• What to work on
Quote the listing in full, exactly as given, minus any pictures.

Data excerpts

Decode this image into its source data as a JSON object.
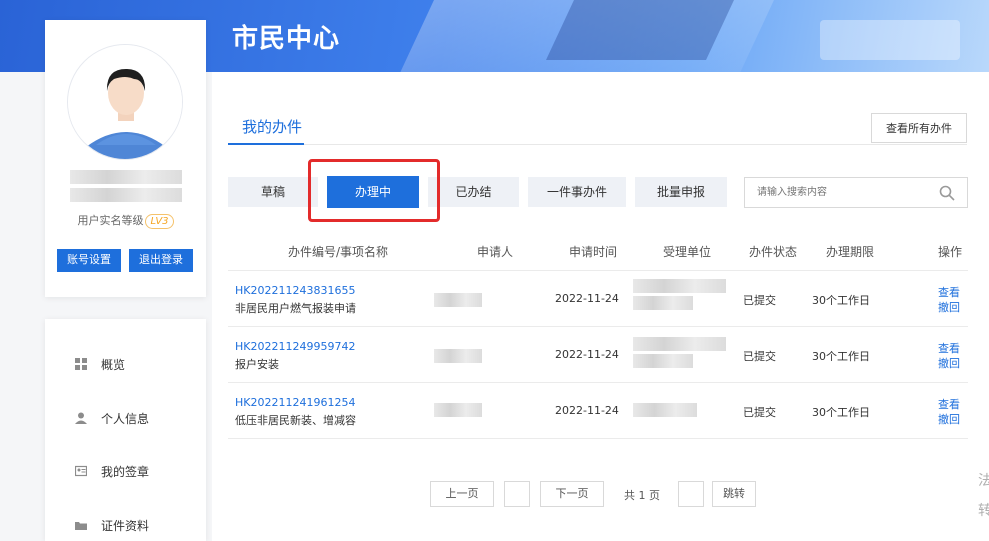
{
  "header": {
    "title": "市民中心"
  },
  "profile": {
    "level_label": "用户实名等级",
    "level_badge": "LV3",
    "settings_button": "账号设置",
    "logout_button": "退出登录"
  },
  "menu": {
    "items": [
      {
        "label": "概览",
        "icon": "grid-icon"
      },
      {
        "label": "个人信息",
        "icon": "user-icon"
      },
      {
        "label": "我的签章",
        "icon": "id-card-icon"
      },
      {
        "label": "证件资料",
        "icon": "folder-icon"
      }
    ]
  },
  "main": {
    "tab_title": "我的办件",
    "view_all_button": "查看所有办件",
    "status_tabs": [
      "草稿",
      "办理中",
      "已办结",
      "一件事办件",
      "批量申报"
    ],
    "active_tab": "办理中",
    "search": {
      "placeholder": "请输入搜索内容"
    },
    "table": {
      "headers": [
        "办件编号/事项名称",
        "申请人",
        "申请时间",
        "受理单位",
        "办件状态",
        "办理期限",
        "操作"
      ],
      "rows": [
        {
          "code": "HK202211243831655",
          "name": "非居民用户燃气报装申请",
          "date": "2022-11-24",
          "status": "已提交",
          "deadline": "30个工作日",
          "op_view": "查看",
          "op_withdraw": "撤回"
        },
        {
          "code": "HK202211249959742",
          "name": "报户安装",
          "date": "2022-11-24",
          "status": "已提交",
          "deadline": "30个工作日",
          "op_view": "查看",
          "op_withdraw": "撤回"
        },
        {
          "code": "HK202211241961254",
          "name": "低压非居民新装、增减容",
          "date": "2022-11-24",
          "status": "已提交",
          "deadline": "30个工作日",
          "op_view": "查看",
          "op_withdraw": "撤回"
        }
      ]
    },
    "pagination": {
      "prev": "上一页",
      "next": "下一页",
      "total_pages": "共 1 页",
      "jump": "跳转"
    }
  },
  "edge_text": [
    "法",
    "转"
  ],
  "colors": {
    "primary": "#1e6fdc",
    "highlight": "#e32b2b",
    "badge": "#f5a623"
  }
}
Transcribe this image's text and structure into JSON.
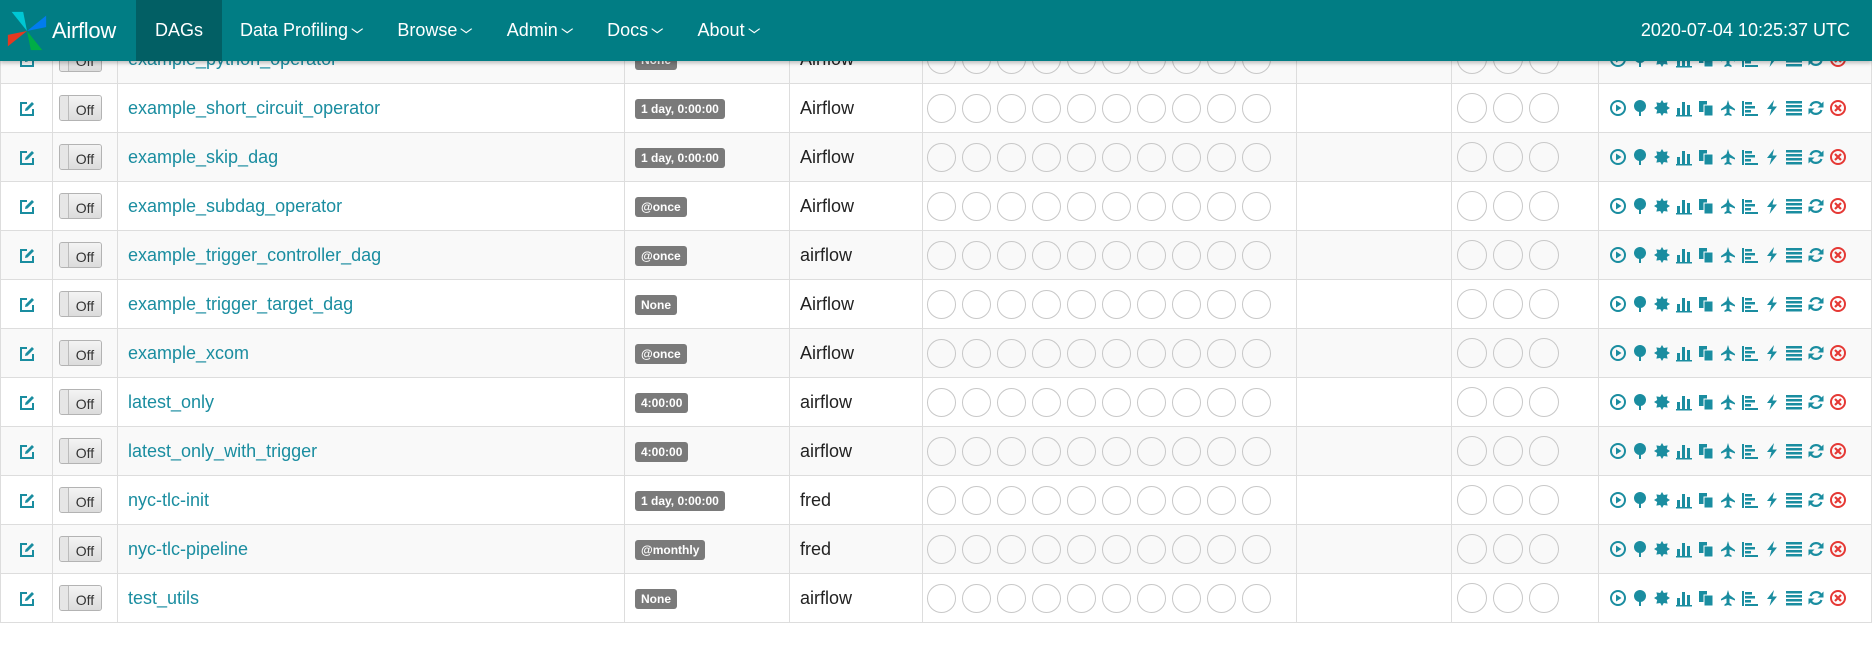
{
  "navbar": {
    "brand": "Airflow",
    "items": [
      {
        "label": "DAGs",
        "active": true,
        "caret": false
      },
      {
        "label": "Data Profiling",
        "active": false,
        "caret": true
      },
      {
        "label": "Browse",
        "active": false,
        "caret": true
      },
      {
        "label": "Admin",
        "active": false,
        "caret": true
      },
      {
        "label": "Docs",
        "active": false,
        "caret": true
      },
      {
        "label": "About",
        "active": false,
        "caret": true
      }
    ],
    "clock": "2020-07-04 10:25:37 UTC"
  },
  "colors": {
    "navbar": "#017d84",
    "navbar_active": "#025f64",
    "link": "#1a8da0",
    "icon": "#1a8da0",
    "delete": "#e53935",
    "label": "#7a7a7a"
  },
  "rows": [
    {
      "name": "example_python_operator",
      "schedule": "None",
      "owner": "Airflow",
      "toggle": "Off"
    },
    {
      "name": "example_short_circuit_operator",
      "schedule": "1 day, 0:00:00",
      "owner": "Airflow",
      "toggle": "Off"
    },
    {
      "name": "example_skip_dag",
      "schedule": "1 day, 0:00:00",
      "owner": "Airflow",
      "toggle": "Off"
    },
    {
      "name": "example_subdag_operator",
      "schedule": "@once",
      "owner": "Airflow",
      "toggle": "Off"
    },
    {
      "name": "example_trigger_controller_dag",
      "schedule": "@once",
      "owner": "airflow",
      "toggle": "Off"
    },
    {
      "name": "example_trigger_target_dag",
      "schedule": "None",
      "owner": "Airflow",
      "toggle": "Off"
    },
    {
      "name": "example_xcom",
      "schedule": "@once",
      "owner": "Airflow",
      "toggle": "Off"
    },
    {
      "name": "latest_only",
      "schedule": "4:00:00",
      "owner": "airflow",
      "toggle": "Off"
    },
    {
      "name": "latest_only_with_trigger",
      "schedule": "4:00:00",
      "owner": "airflow",
      "toggle": "Off"
    },
    {
      "name": "nyc-tlc-init",
      "schedule": "1 day, 0:00:00",
      "owner": "fred",
      "toggle": "Off"
    },
    {
      "name": "nyc-tlc-pipeline",
      "schedule": "@monthly",
      "owner": "fred",
      "toggle": "Off"
    },
    {
      "name": "test_utils",
      "schedule": "None",
      "owner": "airflow",
      "toggle": "Off"
    }
  ],
  "recent_task_circles": 10,
  "dag_run_circles": 3,
  "link_icons": [
    "trigger-dag-icon",
    "tree-view-icon",
    "graph-view-icon",
    "duration-icon",
    "task-tries-icon",
    "landing-times-icon",
    "gantt-icon",
    "code-icon",
    "logs-icon",
    "refresh-icon",
    "delete-icon"
  ]
}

• Solution to the exercise
Decode this image into its source data as a JSON object.
{
  "header": {
    "title": "市民中心"
  },
  "profile": {
    "level_label": "用户实名等级",
    "level_badge": "LV3",
    "settings_button": "账号设置",
    "logout_button": "退出登录"
  },
  "menu": {
    "items": [
      {
        "label": "概览",
        "icon": "grid-icon"
      },
      {
        "label": "个人信息",
        "icon": "user-icon"
      },
      {
        "label": "我的签章",
        "icon": "id-card-icon"
      },
      {
        "label": "证件资料",
        "icon": "folder-icon"
      }
    ]
  },
  "main": {
    "tab_title": "我的办件",
    "view_all_button": "查看所有办件",
    "status_tabs": [
      "草稿",
      "办理中",
      "已办结",
      "一件事办件",
      "批量申报"
    ],
    "active_tab": "办理中",
    "search": {
      "placeholder": "请输入搜索内容"
    },
    "table": {
      "headers": [
        "办件编号/事项名称",
        "申请人",
        "申请时间",
        "受理单位",
        "办件状态",
        "办理期限",
        "操作"
      ],
      "rows": [
        {
          "code": "HK202211243831655",
          "name": "非居民用户燃气报装申请",
          "date": "2022-11-24",
          "status": "已提交",
          "deadline": "30个工作日",
          "op_view": "查看",
          "op_withdraw": "撤回"
        },
        {
          "code": "HK202211249959742",
          "name": "报户安装",
          "date": "2022-11-24",
          "status": "已提交",
          "deadline": "30个工作日",
          "op_view": "查看",
          "op_withdraw": "撤回"
        },
        {
          "code": "HK202211241961254",
          "name": "低压非居民新装、增减容",
          "date": "2022-11-24",
          "status": "已提交",
          "deadline": "30个工作日",
          "op_view": "查看",
          "op_withdraw": "撤回"
        }
      ]
    },
    "pagination": {
      "prev": "上一页",
      "next": "下一页",
      "total_pages": "共 1 页",
      "jump": "跳转"
    }
  },
  "edge_text": [
    "法",
    "转"
  ],
  "colors": {
    "primary": "#1e6fdc",
    "highlight": "#e32b2b",
    "badge": "#f5a623"
  }
}
Transcribe this image's text and structure into JSON.
{
  "navbar": {
    "brand": "Airflow",
    "items": [
      {
        "label": "DAGs",
        "active": true,
        "caret": false
      },
      {
        "label": "Data Profiling",
        "active": false,
        "caret": true
      },
      {
        "label": "Browse",
        "active": false,
        "caret": true
      },
      {
        "label": "Admin",
        "active": false,
        "caret": true
      },
      {
        "label": "Docs",
        "active": false,
        "caret": true
      },
      {
        "label": "About",
        "active": false,
        "caret": true
      }
    ],
    "clock": "2020-07-04 10:25:37 UTC"
  },
  "colors": {
    "navbar": "#017d84",
    "navbar_active": "#025f64",
    "link": "#1a8da0",
    "icon": "#1a8da0",
    "delete": "#e53935",
    "label": "#7a7a7a"
  },
  "rows": [
    {
      "name": "example_python_operator",
      "schedule": "None",
      "owner": "Airflow",
      "toggle": "Off"
    },
    {
      "name": "example_short_circuit_operator",
      "schedule": "1 day, 0:00:00",
      "owner": "Airflow",
      "toggle": "Off"
    },
    {
      "name": "example_skip_dag",
      "schedule": "1 day, 0:00:00",
      "owner": "Airflow",
      "toggle": "Off"
    },
    {
      "name": "example_subdag_operator",
      "schedule": "@once",
      "owner": "Airflow",
      "toggle": "Off"
    },
    {
      "name": "example_trigger_controller_dag",
      "schedule": "@once",
      "owner": "airflow",
      "toggle": "Off"
    },
    {
      "name": "example_trigger_target_dag",
      "schedule": "None",
      "owner": "Airflow",
      "toggle": "Off"
    },
    {
      "name": "example_xcom",
      "schedule": "@once",
      "owner": "Airflow",
      "toggle": "Off"
    },
    {
      "name": "latest_only",
      "schedule": "4:00:00",
      "owner": "airflow",
      "toggle": "Off"
    },
    {
      "name": "latest_only_with_trigger",
      "schedule": "4:00:00",
      "owner": "airflow",
      "toggle": "Off"
    },
    {
      "name": "nyc-tlc-init",
      "schedule": "1 day, 0:00:00",
      "owner": "fred",
      "toggle": "Off"
    },
    {
      "name": "nyc-tlc-pipeline",
      "schedule": "@monthly",
      "owner": "fred",
      "toggle": "Off"
    },
    {
      "name": "test_utils",
      "schedule": "None",
      "owner": "airflow",
      "toggle": "Off"
    }
  ],
  "recent_task_circles": 10,
  "dag_run_circles": 3,
  "link_icons": [
    "trigger-dag-icon",
    "tree-view-icon",
    "graph-view-icon",
    "duration-icon",
    "task-tries-icon",
    "landing-times-icon",
    "gantt-icon",
    "code-icon",
    "logs-icon",
    "refresh-icon",
    "delete-icon"
  ]
}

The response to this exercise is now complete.